(DATA LINES):
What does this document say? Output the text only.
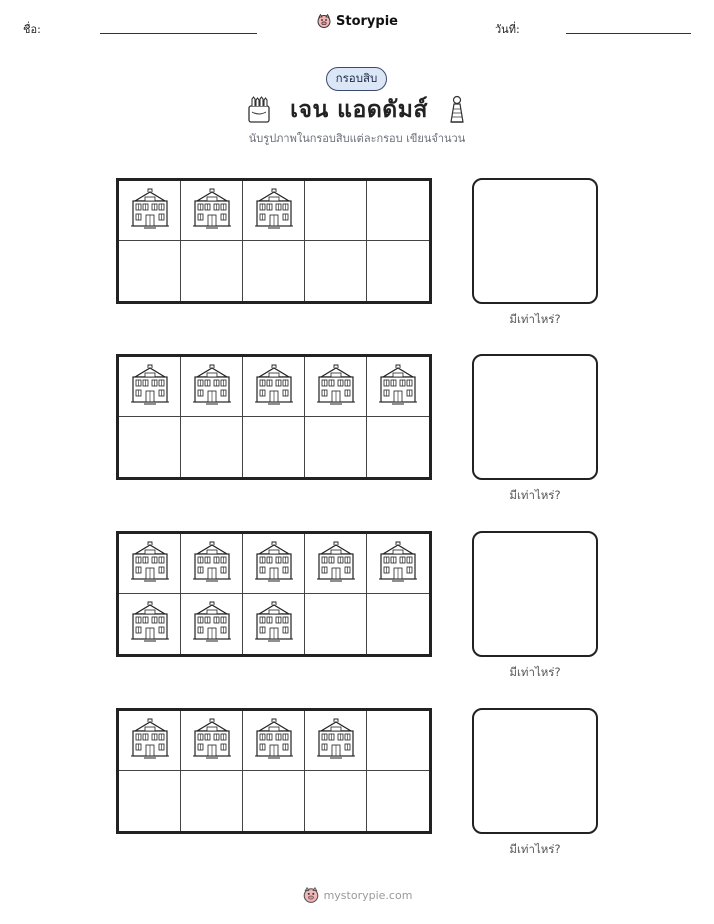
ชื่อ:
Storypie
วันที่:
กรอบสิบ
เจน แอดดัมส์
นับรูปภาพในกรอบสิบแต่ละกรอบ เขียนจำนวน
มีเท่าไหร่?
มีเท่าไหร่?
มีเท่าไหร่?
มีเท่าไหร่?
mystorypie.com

...

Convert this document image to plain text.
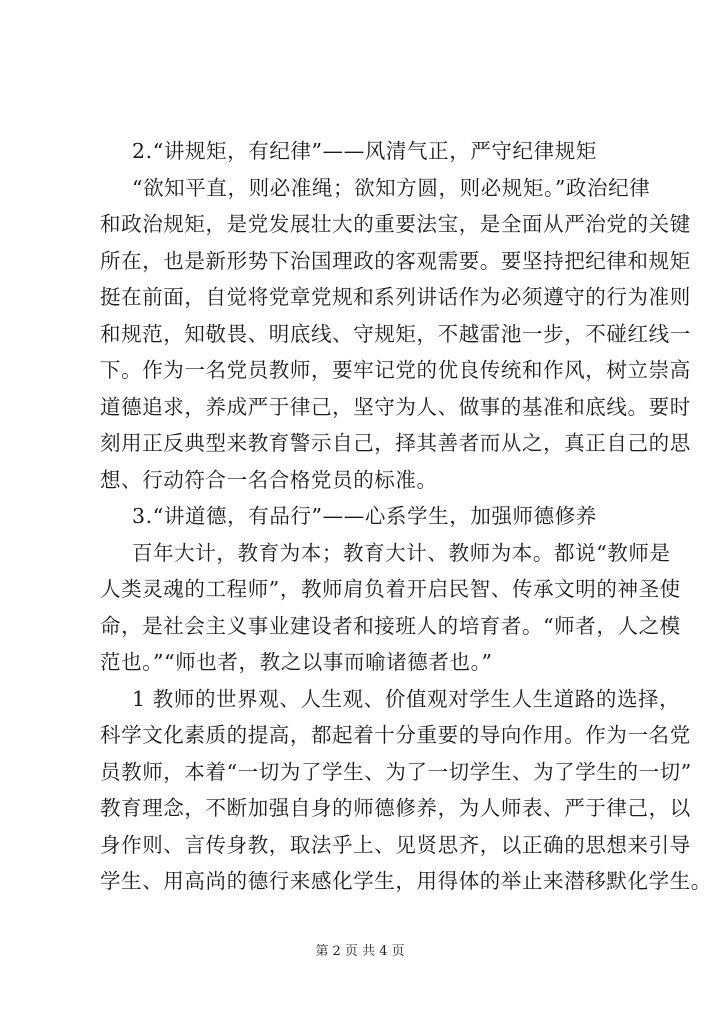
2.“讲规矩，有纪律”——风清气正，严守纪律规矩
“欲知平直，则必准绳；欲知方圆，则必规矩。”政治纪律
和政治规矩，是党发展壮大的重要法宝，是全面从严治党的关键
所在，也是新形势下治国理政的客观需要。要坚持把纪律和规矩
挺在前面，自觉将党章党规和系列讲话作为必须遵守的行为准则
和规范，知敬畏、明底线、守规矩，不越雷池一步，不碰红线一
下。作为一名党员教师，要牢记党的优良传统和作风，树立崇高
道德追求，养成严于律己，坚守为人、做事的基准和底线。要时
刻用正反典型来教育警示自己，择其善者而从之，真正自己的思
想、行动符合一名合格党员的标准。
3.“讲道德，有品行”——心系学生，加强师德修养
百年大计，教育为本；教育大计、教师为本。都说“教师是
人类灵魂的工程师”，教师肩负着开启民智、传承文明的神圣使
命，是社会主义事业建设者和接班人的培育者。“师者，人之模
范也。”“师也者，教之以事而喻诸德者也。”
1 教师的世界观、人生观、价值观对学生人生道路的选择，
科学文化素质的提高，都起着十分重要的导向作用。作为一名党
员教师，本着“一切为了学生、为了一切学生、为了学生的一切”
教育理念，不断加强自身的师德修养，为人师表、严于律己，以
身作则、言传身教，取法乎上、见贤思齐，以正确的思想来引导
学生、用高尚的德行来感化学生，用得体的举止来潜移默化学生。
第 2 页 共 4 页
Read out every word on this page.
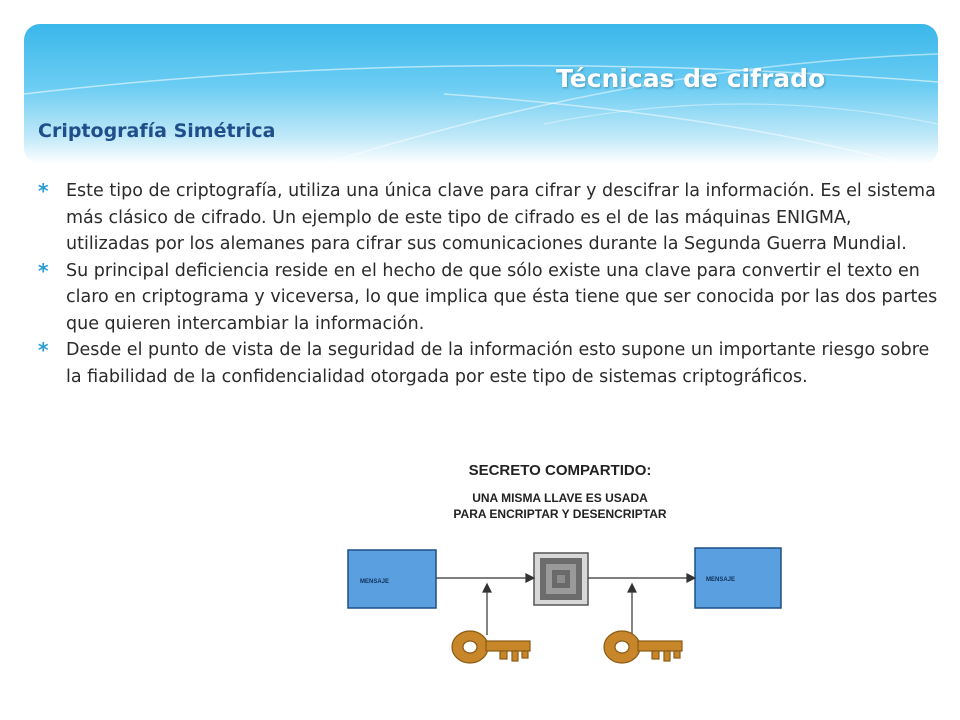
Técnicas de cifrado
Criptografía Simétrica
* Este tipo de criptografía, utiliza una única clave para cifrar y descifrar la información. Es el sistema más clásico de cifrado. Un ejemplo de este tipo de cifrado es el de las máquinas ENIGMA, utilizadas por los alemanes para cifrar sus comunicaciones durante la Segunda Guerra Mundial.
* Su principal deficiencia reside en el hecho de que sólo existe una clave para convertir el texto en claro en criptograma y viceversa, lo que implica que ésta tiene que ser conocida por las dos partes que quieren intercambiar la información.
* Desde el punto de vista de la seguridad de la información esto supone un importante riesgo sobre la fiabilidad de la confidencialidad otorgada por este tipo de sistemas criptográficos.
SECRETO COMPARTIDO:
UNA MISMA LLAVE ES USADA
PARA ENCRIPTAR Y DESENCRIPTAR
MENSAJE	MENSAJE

(SET TASK):
Where a line above holds the string "información", show that line.

(SOLUTION):
* Este tipo de criptografía, utiliza una única clave para cifrar y descifrar la información. Es el sistema más clásico de cifrado. Un ejemplo de este tipo de cifrado es el de las máquinas ENIGMA, utilizadas por los alemanes para cifrar sus comunicaciones durante la Segunda Guerra Mundial.
* Su principal deficiencia reside en el hecho de que sólo existe una clave para convertir el texto en claro en criptograma y viceversa, lo que implica que ésta tiene que ser conocida por las dos partes que quieren intercambiar la información.
* Desde el punto de vista de la seguridad de la información esto supone un importante riesgo sobre la fiabilidad de la confidencialidad otorgada por este tipo de sistemas criptográficos.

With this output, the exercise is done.